**WHAT IS EXPECTED**:
Locate and copy each line in the data that contains the word "chính".

++++++++

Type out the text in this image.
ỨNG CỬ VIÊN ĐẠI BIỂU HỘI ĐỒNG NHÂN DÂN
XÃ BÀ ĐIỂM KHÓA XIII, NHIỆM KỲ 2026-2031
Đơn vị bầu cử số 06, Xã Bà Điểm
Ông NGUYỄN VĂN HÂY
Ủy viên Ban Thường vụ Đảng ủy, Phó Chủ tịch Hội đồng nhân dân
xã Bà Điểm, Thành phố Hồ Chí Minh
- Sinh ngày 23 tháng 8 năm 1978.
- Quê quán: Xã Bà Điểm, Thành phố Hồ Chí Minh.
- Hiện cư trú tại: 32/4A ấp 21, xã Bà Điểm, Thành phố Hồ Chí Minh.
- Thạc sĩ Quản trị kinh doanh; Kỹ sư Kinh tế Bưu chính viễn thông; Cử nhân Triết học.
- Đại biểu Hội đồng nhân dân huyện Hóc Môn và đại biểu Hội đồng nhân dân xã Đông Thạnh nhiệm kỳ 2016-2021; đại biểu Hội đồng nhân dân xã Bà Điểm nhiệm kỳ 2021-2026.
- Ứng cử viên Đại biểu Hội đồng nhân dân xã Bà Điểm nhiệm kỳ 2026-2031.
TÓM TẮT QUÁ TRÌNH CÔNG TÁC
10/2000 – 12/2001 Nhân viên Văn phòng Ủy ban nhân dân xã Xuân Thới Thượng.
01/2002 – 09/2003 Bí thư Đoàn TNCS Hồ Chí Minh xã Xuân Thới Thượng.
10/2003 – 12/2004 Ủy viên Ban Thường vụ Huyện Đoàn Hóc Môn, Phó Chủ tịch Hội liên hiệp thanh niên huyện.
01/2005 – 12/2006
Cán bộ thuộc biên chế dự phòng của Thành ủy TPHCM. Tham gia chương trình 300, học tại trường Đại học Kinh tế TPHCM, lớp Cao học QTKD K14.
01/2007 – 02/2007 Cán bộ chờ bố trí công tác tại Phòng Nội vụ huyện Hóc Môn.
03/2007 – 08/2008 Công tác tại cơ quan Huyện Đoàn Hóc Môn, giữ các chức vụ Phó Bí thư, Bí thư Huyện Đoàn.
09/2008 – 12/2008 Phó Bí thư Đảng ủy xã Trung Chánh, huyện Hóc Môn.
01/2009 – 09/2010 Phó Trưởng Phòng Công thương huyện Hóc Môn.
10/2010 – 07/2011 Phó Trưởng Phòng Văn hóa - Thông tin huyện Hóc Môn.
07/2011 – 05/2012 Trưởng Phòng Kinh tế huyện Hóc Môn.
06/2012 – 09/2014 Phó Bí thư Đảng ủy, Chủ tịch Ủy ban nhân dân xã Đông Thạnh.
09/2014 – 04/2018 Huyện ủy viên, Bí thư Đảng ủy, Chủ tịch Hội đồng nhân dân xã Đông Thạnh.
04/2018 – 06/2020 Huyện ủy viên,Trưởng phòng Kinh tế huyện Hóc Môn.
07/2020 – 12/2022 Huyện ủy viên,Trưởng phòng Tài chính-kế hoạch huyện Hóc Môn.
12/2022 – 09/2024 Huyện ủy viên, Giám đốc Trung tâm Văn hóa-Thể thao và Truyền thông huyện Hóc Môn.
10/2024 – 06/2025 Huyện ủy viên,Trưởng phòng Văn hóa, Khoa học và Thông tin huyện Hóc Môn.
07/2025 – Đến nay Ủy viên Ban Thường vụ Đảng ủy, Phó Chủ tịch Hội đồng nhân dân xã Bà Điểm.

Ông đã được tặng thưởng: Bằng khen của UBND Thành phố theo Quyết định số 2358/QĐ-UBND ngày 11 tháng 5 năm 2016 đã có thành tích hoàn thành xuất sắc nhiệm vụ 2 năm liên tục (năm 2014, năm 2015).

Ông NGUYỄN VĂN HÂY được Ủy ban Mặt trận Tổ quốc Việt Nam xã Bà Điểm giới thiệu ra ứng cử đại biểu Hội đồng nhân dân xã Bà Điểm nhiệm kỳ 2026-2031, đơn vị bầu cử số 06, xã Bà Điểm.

++++++++

**CORRECT ANSWER**:
- Thạc sĩ Quản trị kinh doanh; Kỹ sư Kinh tế Bưu chính viễn thông; Cử nhân Triết học.
07/2020 – 12/2022 Huyện ủy viên,Trưởng phòng Tài chính-kế hoạch huyện Hóc Môn.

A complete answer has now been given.